Extracted text -
>>
Collisions usually increase in late May and June, as young deer disperse to look for their own territories.
In response to the potential risk, NatureScot is working with Transport Scotland and Traffic Scotland to put warning messages on electronic variable messaging signs (VMS) as well as issuing general advice to drivers.
Up to Monday June 13, the signs will display warning at key locations on the main trunk roads.
Collisions between deer and vehicles are estimated to be as high as 9000 per year in Scotland, resulting in 50 to 100 human injuries. The majority of collisions take place in early evening through to midnight, with another peak occurring from 6am to 9am.
Over the past 50 years, the number of wild deer in Scotland has increased, as has their range. In the same period, the volume of road traffic has almost doubled.
Jamie Hammond, NatureScot wildlife management officer, said: "Particularly in peak times, we advise motorists to slow down and watch for deer crossing roads. Be aware that if you're driving near woods, deer can suddenly appear before you have time to brake.
"If you do hit a deer, report it to the police even if you’re uninjured and your car isn’t damaged, as the deer may be fatally injured and suffering."
<<
Tasks for this exercise -
1 – Please rewrite the deer collision article starting with "Over the past" and going on through "time to brake.", replacing "motorists" with "drivers".
2 – According to the deer collision article, how many collisions between deer and vehicles are estimated to occur in Scotland each year?
3 – Pick up the deer collision article where it stops and continue it.

Supplied data -
>>
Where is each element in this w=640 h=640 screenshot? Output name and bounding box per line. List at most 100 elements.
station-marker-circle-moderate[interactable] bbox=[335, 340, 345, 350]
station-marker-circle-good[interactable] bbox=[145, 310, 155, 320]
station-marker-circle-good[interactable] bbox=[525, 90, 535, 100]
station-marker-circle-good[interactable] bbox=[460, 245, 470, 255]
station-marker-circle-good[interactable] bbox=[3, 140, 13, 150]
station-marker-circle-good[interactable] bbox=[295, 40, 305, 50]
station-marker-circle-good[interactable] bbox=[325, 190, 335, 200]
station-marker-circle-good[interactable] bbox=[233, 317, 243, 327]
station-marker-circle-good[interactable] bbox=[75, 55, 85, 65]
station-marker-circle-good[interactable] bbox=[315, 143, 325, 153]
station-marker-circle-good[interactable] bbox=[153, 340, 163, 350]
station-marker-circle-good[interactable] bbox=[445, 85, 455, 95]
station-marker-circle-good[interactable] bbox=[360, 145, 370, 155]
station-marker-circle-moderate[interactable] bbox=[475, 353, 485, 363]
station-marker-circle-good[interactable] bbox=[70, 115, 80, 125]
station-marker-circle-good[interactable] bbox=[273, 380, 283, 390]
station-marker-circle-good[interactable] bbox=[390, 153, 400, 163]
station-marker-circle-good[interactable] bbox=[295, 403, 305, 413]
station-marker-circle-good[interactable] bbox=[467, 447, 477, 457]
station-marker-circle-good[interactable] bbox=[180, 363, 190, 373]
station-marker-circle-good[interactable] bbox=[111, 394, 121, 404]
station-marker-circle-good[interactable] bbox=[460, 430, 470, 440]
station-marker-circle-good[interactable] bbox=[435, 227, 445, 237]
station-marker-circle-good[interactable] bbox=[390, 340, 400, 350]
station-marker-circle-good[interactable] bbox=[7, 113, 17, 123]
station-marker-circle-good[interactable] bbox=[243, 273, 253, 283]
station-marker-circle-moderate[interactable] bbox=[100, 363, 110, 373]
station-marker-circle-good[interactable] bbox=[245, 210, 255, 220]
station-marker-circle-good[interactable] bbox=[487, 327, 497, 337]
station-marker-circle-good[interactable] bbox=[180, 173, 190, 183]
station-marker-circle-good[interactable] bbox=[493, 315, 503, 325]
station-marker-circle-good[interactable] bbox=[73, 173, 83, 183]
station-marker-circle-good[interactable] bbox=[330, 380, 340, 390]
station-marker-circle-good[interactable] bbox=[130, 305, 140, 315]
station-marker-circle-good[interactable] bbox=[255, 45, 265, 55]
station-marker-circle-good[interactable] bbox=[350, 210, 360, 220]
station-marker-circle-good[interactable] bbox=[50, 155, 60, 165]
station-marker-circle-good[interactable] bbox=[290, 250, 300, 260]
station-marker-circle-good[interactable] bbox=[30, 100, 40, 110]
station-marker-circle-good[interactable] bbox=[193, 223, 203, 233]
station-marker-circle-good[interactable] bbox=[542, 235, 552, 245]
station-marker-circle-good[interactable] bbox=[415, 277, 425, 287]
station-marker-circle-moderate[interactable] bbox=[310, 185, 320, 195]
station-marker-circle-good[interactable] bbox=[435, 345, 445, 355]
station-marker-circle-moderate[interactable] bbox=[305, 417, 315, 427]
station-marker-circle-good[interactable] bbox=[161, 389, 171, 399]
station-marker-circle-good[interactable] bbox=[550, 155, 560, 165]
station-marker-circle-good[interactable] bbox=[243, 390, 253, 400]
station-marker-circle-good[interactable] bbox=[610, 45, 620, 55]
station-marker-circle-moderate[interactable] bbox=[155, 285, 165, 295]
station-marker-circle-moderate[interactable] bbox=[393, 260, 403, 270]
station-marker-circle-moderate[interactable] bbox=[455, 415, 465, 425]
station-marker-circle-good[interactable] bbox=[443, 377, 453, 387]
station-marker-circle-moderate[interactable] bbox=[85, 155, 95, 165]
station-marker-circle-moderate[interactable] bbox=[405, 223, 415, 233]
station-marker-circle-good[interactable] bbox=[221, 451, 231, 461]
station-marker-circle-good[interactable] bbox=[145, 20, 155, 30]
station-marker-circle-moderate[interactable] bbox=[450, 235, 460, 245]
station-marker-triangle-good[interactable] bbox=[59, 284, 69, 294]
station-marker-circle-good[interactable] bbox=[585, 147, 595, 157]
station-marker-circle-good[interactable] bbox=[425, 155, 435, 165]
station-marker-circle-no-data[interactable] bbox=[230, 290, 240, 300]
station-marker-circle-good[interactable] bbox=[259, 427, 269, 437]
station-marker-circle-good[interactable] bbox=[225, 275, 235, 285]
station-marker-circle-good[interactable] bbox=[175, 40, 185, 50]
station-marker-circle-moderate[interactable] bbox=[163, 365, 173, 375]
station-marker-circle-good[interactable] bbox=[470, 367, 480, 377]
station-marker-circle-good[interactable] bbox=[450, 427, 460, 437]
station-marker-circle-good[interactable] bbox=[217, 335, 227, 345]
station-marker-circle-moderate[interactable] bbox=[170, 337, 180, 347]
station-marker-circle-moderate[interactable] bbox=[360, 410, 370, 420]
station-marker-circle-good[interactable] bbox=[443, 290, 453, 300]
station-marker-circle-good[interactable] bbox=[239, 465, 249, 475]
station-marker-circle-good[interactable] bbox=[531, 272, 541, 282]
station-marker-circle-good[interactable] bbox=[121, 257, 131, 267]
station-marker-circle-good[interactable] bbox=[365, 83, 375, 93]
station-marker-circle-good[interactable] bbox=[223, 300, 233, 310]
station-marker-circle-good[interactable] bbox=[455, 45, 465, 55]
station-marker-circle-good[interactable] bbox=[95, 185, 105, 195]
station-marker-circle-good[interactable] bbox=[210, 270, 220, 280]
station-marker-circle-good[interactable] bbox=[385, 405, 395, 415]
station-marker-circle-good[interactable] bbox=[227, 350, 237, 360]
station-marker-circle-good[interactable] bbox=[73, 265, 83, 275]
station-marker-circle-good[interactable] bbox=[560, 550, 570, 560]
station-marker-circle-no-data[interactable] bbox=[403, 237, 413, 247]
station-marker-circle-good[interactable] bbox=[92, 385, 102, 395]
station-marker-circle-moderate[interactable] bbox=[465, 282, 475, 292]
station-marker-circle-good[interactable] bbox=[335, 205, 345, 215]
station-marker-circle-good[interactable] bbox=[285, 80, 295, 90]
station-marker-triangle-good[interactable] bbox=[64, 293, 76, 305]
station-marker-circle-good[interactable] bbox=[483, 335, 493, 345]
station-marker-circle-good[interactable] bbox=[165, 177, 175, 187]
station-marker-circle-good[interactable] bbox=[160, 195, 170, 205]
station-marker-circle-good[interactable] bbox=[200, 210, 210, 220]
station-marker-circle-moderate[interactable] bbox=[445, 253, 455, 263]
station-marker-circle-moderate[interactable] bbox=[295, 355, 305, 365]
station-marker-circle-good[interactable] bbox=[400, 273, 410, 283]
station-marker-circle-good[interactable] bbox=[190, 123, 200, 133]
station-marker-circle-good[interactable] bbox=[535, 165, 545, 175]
<<
Answers to the tasks -
1 –
Over the past 50 years, the number of wild deer in Scotland has increased, as has their range. In the same period, the volume of road traffic has almost doubled.
Jamie Hammond, NatureScot wildlife management officer, said: "Particularly in peak times, we advise drivers to slow down and watch for deer crossing roads. Be aware that if you're driving near woods, deer can suddenly appear before you have time to brake.

2 – As high as 9000 per year.

3 –
Angus Corby, Transport Scotland landscape and biodiversity adviser, added: “As the government agency responsible for the trunk road network, Transport Scotland requires our operating companies to prepare annual Deer Management Plans to take account of the likely impact of deer on the network and to develop possible mitigation strategies in association with adjacent local landowners.
"The agency works closely with colleagues in NatureScot and other relevant organisations with the aim of reducing instances of deer-vehicle collisions occurring across the trunk road network, helping to maintain road safety and supporting the welfare of the animals concerned.”
Driving tips on avoiding deer can be found on the NatureScot website.